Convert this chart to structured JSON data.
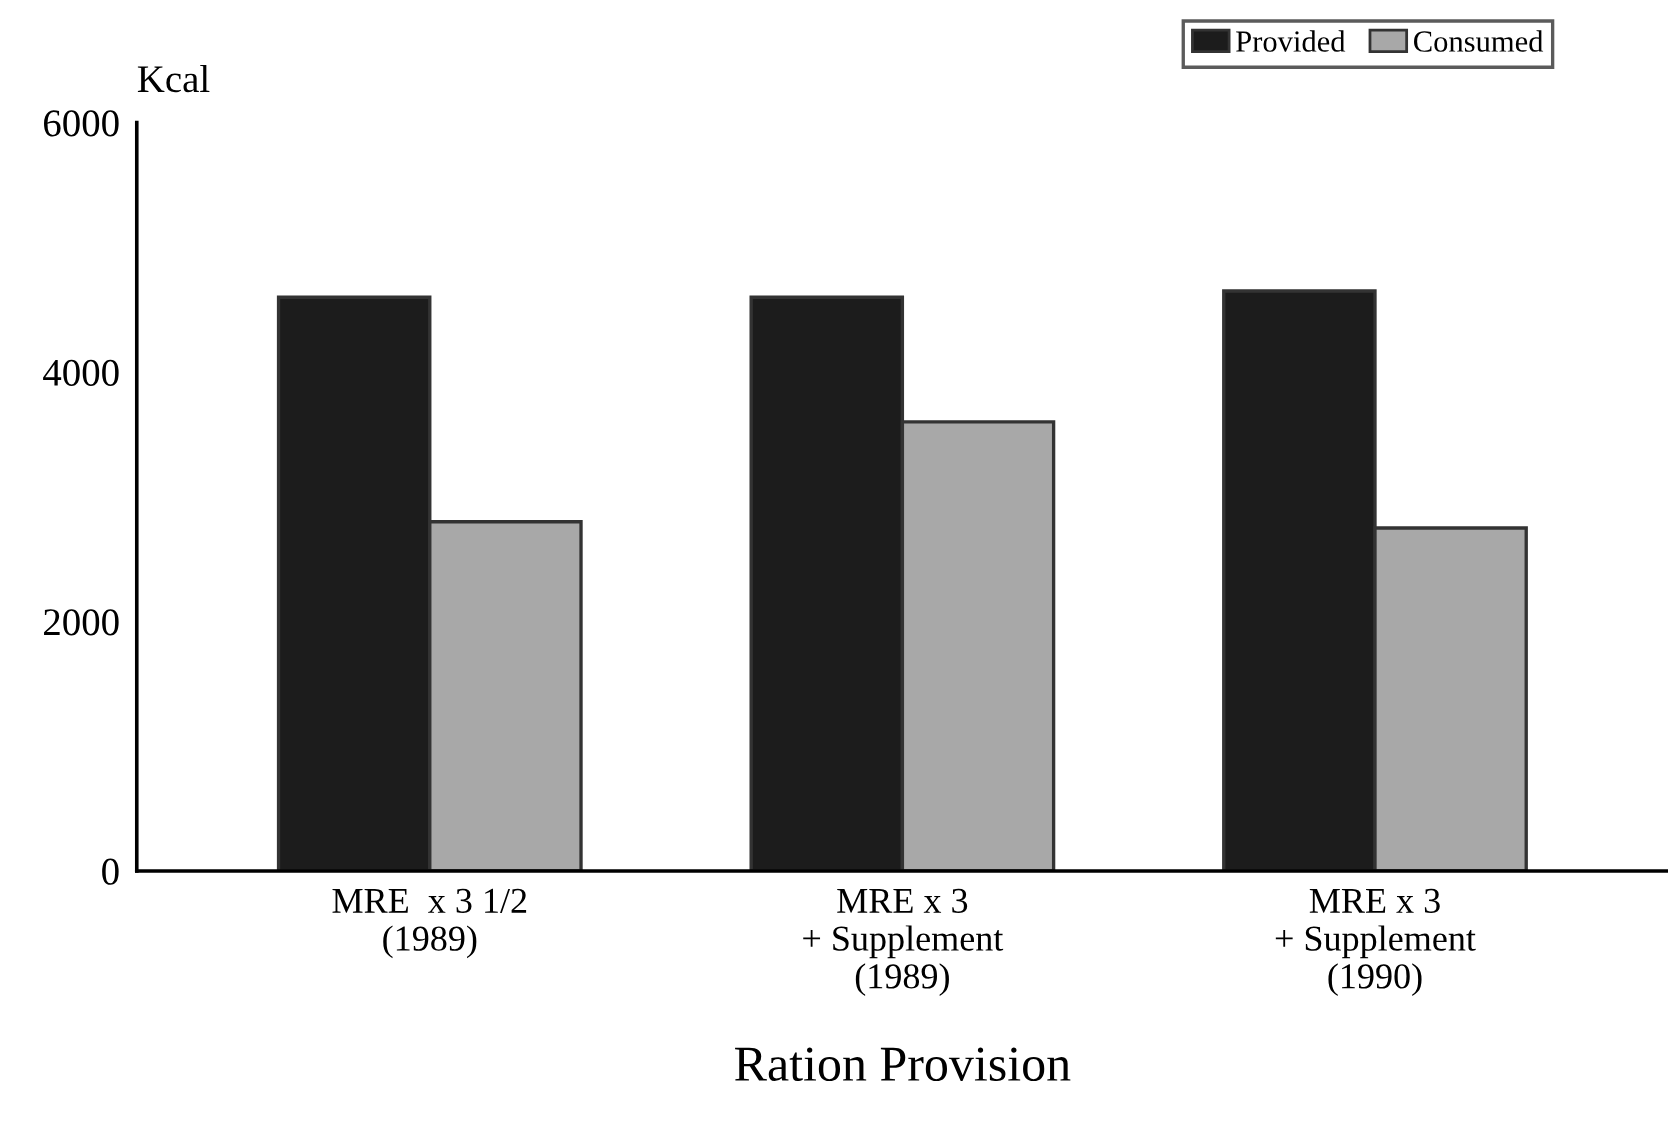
{
  "chart_data": {
    "type": "bar",
    "xlabel": "Ration Provision",
    "ylabel": "Kcal",
    "categories": [
      "MRE  x 3 1/2\n(1989)",
      "MRE x 3\n+ Supplement\n(1989)",
      "MRE x 3\n+ Supplement\n(1990)"
    ],
    "series": [
      {
        "name": "Provided",
        "color": "#1c1c1c",
        "values": [
          4600,
          4600,
          4650
        ]
      },
      {
        "name": "Consumed",
        "color": "#a8a8a8",
        "values": [
          2800,
          3600,
          2750
        ]
      }
    ],
    "ylim": [
      0,
      6000
    ],
    "yticks": [
      0,
      2000,
      4000,
      6000
    ],
    "grid": false,
    "legend": "top right"
  }
}
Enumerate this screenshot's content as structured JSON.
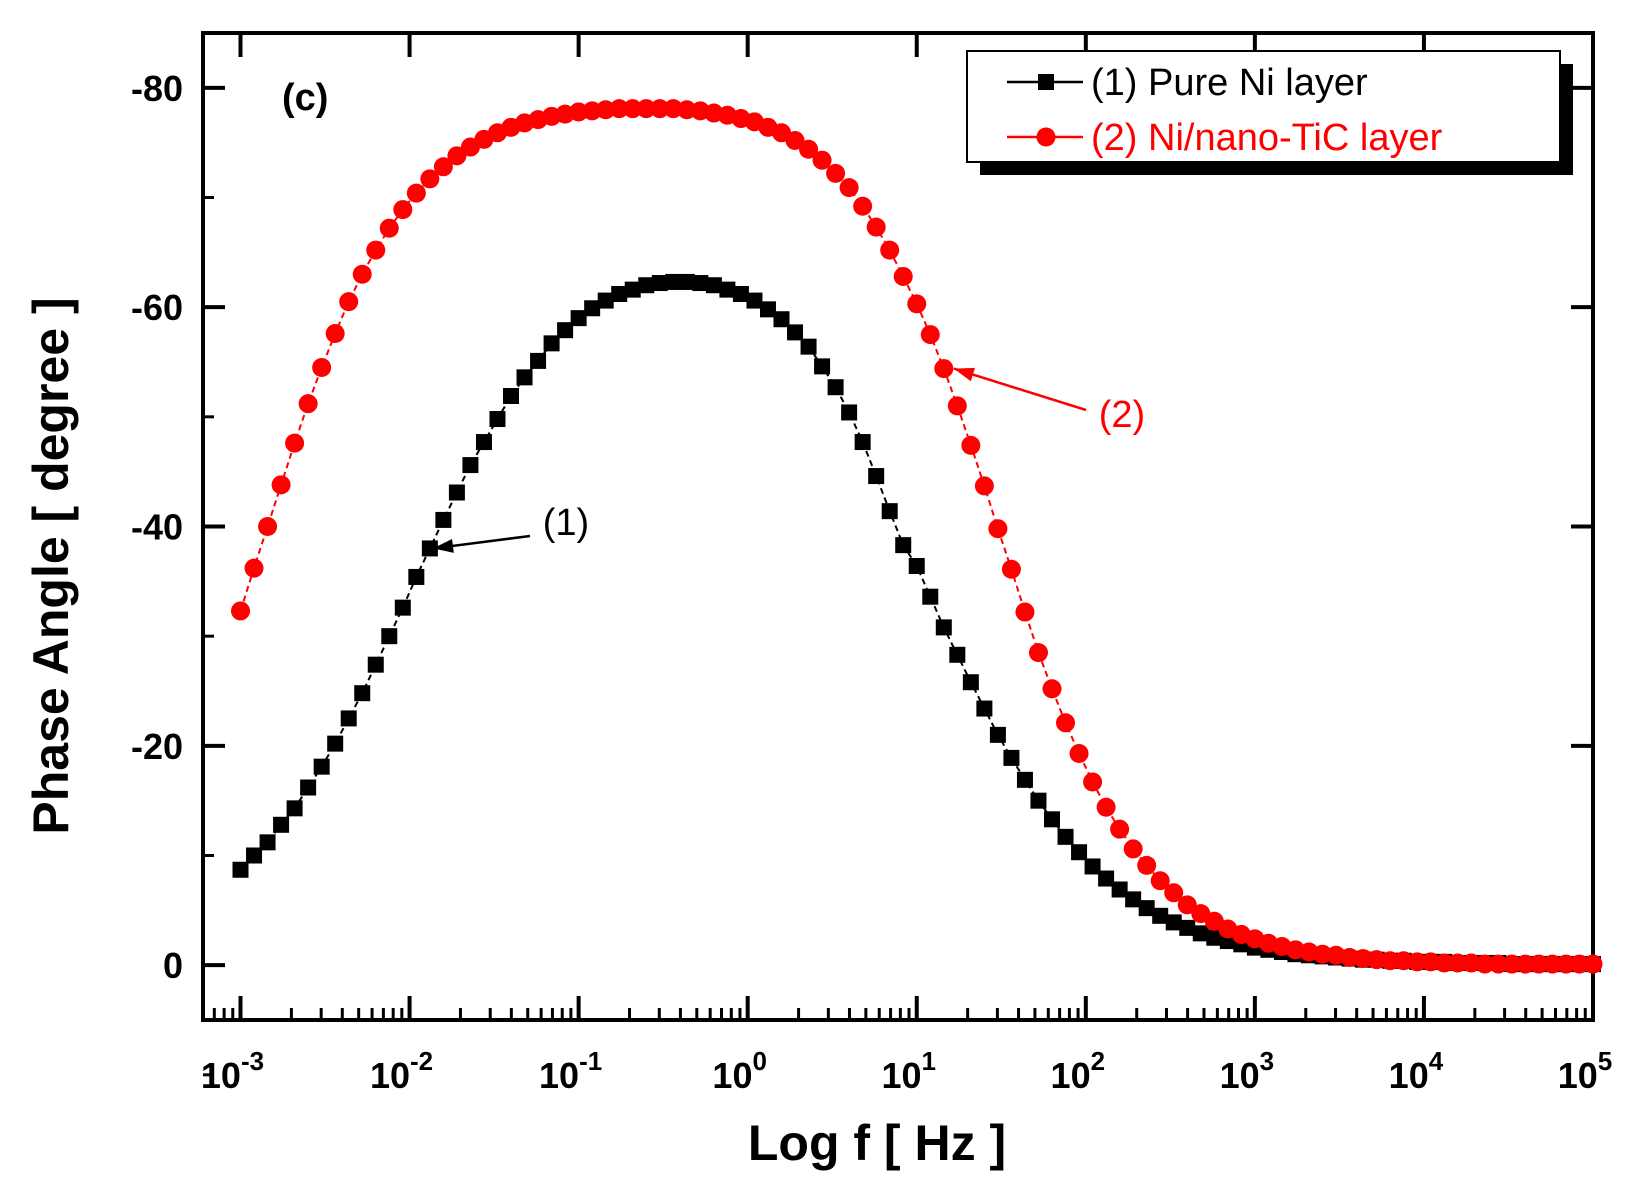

--*--

• [EXERCISE DETAILS]: Omit every picture, then repeat the remaining data exactly as it appears above.

• [THE RESPONSE]:
Convert this chart to structured JSON data.
{
  "chart_data": {
    "type": "bar",
    "xlabel": "Ration Provision",
    "ylabel": "Kcal",
    "categories": [
      "MRE  x 3 1/2\n(1989)",
      "MRE x 3\n+ Supplement\n(1989)",
      "MRE x 3\n+ Supplement\n(1990)"
    ],
    "series": [
      {
        "name": "Provided",
        "color": "#1c1c1c",
        "values": [
          4600,
          4600,
          4650
        ]
      },
      {
        "name": "Consumed",
        "color": "#a8a8a8",
        "values": [
          2800,
          3600,
          2750
        ]
      }
    ],
    "ylim": [
      0,
      6000
    ],
    "yticks": [
      0,
      2000,
      4000,
      6000
    ],
    "grid": false,
    "legend": "top right"
  }
}
Enumerate this screenshot's content as structured JSON.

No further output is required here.